--- RECORDS TO PROCESS ---
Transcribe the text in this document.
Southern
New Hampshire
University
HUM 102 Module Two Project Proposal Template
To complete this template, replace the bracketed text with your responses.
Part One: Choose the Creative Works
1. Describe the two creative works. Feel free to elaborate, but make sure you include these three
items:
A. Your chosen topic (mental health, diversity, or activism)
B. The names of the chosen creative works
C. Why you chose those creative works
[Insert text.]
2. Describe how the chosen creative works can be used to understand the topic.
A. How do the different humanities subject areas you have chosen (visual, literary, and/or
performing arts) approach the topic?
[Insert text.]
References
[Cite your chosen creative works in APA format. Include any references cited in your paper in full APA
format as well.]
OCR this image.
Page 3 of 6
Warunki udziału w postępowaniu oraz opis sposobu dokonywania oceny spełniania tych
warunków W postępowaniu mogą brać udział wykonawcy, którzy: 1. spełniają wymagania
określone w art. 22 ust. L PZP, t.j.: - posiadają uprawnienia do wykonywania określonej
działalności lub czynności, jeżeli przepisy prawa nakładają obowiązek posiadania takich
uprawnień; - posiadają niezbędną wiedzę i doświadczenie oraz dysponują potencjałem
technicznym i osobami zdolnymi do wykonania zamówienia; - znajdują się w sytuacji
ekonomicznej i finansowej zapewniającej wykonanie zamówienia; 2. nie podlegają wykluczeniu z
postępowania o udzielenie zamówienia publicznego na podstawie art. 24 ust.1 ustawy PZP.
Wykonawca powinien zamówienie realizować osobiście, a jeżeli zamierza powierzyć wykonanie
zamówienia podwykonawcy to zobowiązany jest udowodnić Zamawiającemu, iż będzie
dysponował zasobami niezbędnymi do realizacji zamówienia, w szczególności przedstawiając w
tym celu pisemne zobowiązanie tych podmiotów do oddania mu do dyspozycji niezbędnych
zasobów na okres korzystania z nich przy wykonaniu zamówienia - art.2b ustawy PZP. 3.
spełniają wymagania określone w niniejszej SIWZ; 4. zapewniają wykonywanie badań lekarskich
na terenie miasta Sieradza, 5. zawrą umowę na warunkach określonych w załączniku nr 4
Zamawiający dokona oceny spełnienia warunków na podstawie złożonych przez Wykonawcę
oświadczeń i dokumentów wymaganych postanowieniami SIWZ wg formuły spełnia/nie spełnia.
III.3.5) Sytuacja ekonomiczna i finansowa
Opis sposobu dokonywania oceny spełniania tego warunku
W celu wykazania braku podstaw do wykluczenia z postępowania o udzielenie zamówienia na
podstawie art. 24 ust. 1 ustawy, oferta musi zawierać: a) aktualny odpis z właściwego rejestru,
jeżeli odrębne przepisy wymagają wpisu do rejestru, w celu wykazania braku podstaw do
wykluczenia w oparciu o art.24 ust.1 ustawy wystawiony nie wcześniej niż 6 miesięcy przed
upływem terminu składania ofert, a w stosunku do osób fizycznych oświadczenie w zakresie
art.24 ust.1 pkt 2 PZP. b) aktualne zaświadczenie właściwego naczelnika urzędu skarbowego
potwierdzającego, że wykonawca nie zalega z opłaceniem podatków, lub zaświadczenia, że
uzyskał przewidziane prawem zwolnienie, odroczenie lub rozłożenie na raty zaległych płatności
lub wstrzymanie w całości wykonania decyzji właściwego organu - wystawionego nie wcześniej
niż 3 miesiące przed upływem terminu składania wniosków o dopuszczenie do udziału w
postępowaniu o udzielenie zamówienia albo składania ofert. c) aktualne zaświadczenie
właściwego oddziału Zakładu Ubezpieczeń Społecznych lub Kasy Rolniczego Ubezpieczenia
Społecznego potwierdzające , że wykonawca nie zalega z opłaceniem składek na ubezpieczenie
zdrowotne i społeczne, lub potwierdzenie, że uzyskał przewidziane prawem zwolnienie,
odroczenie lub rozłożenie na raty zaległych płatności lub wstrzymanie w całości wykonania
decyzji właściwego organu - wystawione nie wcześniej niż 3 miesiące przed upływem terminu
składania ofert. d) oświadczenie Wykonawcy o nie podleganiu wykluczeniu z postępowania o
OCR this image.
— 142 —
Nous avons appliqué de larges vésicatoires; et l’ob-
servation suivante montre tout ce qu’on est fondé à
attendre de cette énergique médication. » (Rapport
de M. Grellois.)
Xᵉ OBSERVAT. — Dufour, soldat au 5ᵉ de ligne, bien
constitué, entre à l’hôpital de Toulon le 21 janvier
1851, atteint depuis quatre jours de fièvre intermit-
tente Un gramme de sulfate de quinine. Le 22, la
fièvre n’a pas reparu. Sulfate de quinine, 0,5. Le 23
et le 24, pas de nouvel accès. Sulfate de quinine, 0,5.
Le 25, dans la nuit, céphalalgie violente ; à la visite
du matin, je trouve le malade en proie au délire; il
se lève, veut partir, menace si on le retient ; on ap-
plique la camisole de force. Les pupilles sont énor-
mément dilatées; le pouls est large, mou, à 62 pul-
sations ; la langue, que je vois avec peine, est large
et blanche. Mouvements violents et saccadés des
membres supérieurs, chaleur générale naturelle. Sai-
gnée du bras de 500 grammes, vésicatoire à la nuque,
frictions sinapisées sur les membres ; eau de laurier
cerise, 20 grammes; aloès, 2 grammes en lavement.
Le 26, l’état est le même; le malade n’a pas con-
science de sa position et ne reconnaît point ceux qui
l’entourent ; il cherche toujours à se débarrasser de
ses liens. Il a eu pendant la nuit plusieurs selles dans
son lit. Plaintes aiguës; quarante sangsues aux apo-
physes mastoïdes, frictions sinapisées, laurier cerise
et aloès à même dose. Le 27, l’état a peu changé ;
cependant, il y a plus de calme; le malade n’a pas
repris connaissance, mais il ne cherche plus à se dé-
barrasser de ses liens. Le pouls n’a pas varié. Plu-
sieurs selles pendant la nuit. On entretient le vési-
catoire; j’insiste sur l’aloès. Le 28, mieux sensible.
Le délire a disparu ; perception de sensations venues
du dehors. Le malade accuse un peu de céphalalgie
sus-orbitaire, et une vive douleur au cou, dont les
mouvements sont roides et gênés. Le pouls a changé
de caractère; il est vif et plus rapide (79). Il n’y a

--- TASK BRIEF ---
All of the data must be returned exactly.

--- CORRECT ANSWER ---
Transcribe the text in this document.
Southern
New Hampshire
University
HUM 102 Module Two Project Proposal Template
To complete this template, replace the bracketed text with your responses.
Part One: Choose the Creative Works
1. Describe the two creative works. Feel free to elaborate, but make sure you include these three
items:
A. Your chosen topic (mental health, diversity, or activism)
B. The names of the chosen creative works
C. Why you chose those creative works
[Insert text.]
2. Describe how the chosen creative works can be used to understand the topic.
A. How do the different humanities subject areas you have chosen (visual, literary, and/or
performing arts) approach the topic?
[Insert text.]
References
[Cite your chosen creative works in APA format. Include any references cited in your paper in full APA
format as well.]
OCR this image.
Page 3 of 6
Warunki udziału w postępowaniu oraz opis sposobu dokonywania oceny spełniania tych
warunków W postępowaniu mogą brać udział wykonawcy, którzy: 1. spełniają wymagania
określone w art. 22 ust. L PZP, t.j.: - posiadają uprawnienia do wykonywania określonej
działalności lub czynności, jeżeli przepisy prawa nakładają obowiązek posiadania takich
uprawnień; - posiadają niezbędną wiedzę i doświadczenie oraz dysponują potencjałem
technicznym i osobami zdolnymi do wykonania zamówienia; - znajdują się w sytuacji
ekonomicznej i finansowej zapewniającej wykonanie zamówienia; 2. nie podlegają wykluczeniu z
postępowania o udzielenie zamówienia publicznego na podstawie art. 24 ust.1 ustawy PZP.
Wykonawca powinien zamówienie realizować osobiście, a jeżeli zamierza powierzyć wykonanie
zamówienia podwykonawcy to zobowiązany jest udowodnić Zamawiającemu, iż będzie
dysponował zasobami niezbędnymi do realizacji zamówienia, w szczególności przedstawiając w
tym celu pisemne zobowiązanie tych podmiotów do oddania mu do dyspozycji niezbędnych
zasobów na okres korzystania z nich przy wykonaniu zamówienia - art.2b ustawy PZP. 3.
spełniają wymagania określone w niniejszej SIWZ; 4. zapewniają wykonywanie badań lekarskich
na terenie miasta Sieradza, 5. zawrą umowę na warunkach określonych w załączniku nr 4
Zamawiający dokona oceny spełnienia warunków na podstawie złożonych przez Wykonawcę
oświadczeń i dokumentów wymaganych postanowieniami SIWZ wg formuły spełnia/nie spełnia.
III.3.5) Sytuacja ekonomiczna i finansowa
Opis sposobu dokonywania oceny spełniania tego warunku
W celu wykazania braku podstaw do wykluczenia z postępowania o udzielenie zamówienia na
podstawie art. 24 ust. 1 ustawy, oferta musi zawierać: a) aktualny odpis z właściwego rejestru,
jeżeli odrębne przepisy wymagają wpisu do rejestru, w celu wykazania braku podstaw do
wykluczenia w oparciu o art.24 ust.1 ustawy wystawiony nie wcześniej niż 6 miesięcy przed
upływem terminu składania ofert, a w stosunku do osób fizycznych oświadczenie w zakresie
art.24 ust.1 pkt 2 PZP. b) aktualne zaświadczenie właściwego naczelnika urzędu skarbowego
potwierdzającego, że wykonawca nie zalega z opłaceniem podatków, lub zaświadczenia, że
uzyskał przewidziane prawem zwolnienie, odroczenie lub rozłożenie na raty zaległych płatności
lub wstrzymanie w całości wykonania decyzji właściwego organu - wystawionego nie wcześniej
niż 3 miesiące przed upływem terminu składania wniosków o dopuszczenie do udziału w
postępowaniu o udzielenie zamówienia albo składania ofert. c) aktualne zaświadczenie
właściwego oddziału Zakładu Ubezpieczeń Społecznych lub Kasy Rolniczego Ubezpieczenia
Społecznego potwierdzające , że wykonawca nie zalega z opłaceniem składek na ubezpieczenie
zdrowotne i społeczne, lub potwierdzenie, że uzyskał przewidziane prawem zwolnienie,
odroczenie lub rozłożenie na raty zaległych płatności lub wstrzymanie w całości wykonania
decyzji właściwego organu - wystawione nie wcześniej niż 3 miesiące przed upływem terminu
składania ofert. d) oświadczenie Wykonawcy o nie podleganiu wykluczeniu z postępowania o
OCR this image.
— 142 —
Nous avons appliqué de larges vésicatoires; et l’ob-
servation suivante montre tout ce qu’on est fondé à
attendre de cette énergique médication. » (Rapport
de M. Grellois.)
Xᵉ OBSERVAT. — Dufour, soldat au 5ᵉ de ligne, bien
constitué, entre à l’hôpital de Toulon le 21 janvier
1851, atteint depuis quatre jours de fièvre intermit-
tente Un gramme de sulfate de quinine. Le 22, la
fièvre n’a pas reparu. Sulfate de quinine, 0,5. Le 23
et le 24, pas de nouvel accès. Sulfate de quinine, 0,5.
Le 25, dans la nuit, céphalalgie violente ; à la visite
du matin, je trouve le malade en proie au délire; il
se lève, veut partir, menace si on le retient ; on ap-
plique la camisole de force. Les pupilles sont énor-
mément dilatées; le pouls est large, mou, à 62 pul-
sations ; la langue, que je vois avec peine, est large
et blanche. Mouvements violents et saccadés des
membres supérieurs, chaleur générale naturelle. Sai-
gnée du bras de 500 grammes, vésicatoire à la nuque,
frictions sinapisées sur les membres ; eau de laurier
cerise, 20 grammes; aloès, 2 grammes en lavement.
Le 26, l’état est le même; le malade n’a pas con-
science de sa position et ne reconnaît point ceux qui
l’entourent ; il cherche toujours à se débarrasser de
ses liens. Il a eu pendant la nuit plusieurs selles dans
son lit. Plaintes aiguës; quarante sangsues aux apo-
physes mastoïdes, frictions sinapisées, laurier cerise
et aloès à même dose. Le 27, l’état a peu changé ;
cependant, il y a plus de calme; le malade n’a pas
repris connaissance, mais il ne cherche plus à se dé-
barrasser de ses liens. Le pouls n’a pas varié. Plu-
sieurs selles pendant la nuit. On entretient le vési-
catoire; j’insiste sur l’aloès. Le 28, mieux sensible.
Le délire a disparu ; perception de sensations venues
du dehors. Le malade accuse un peu de céphalalgie
sus-orbitaire, et une vive douleur au cou, dont les
mouvements sont roides et gênés. Le pouls a changé
de caractère; il est vif et plus rapide (79). Il n’y a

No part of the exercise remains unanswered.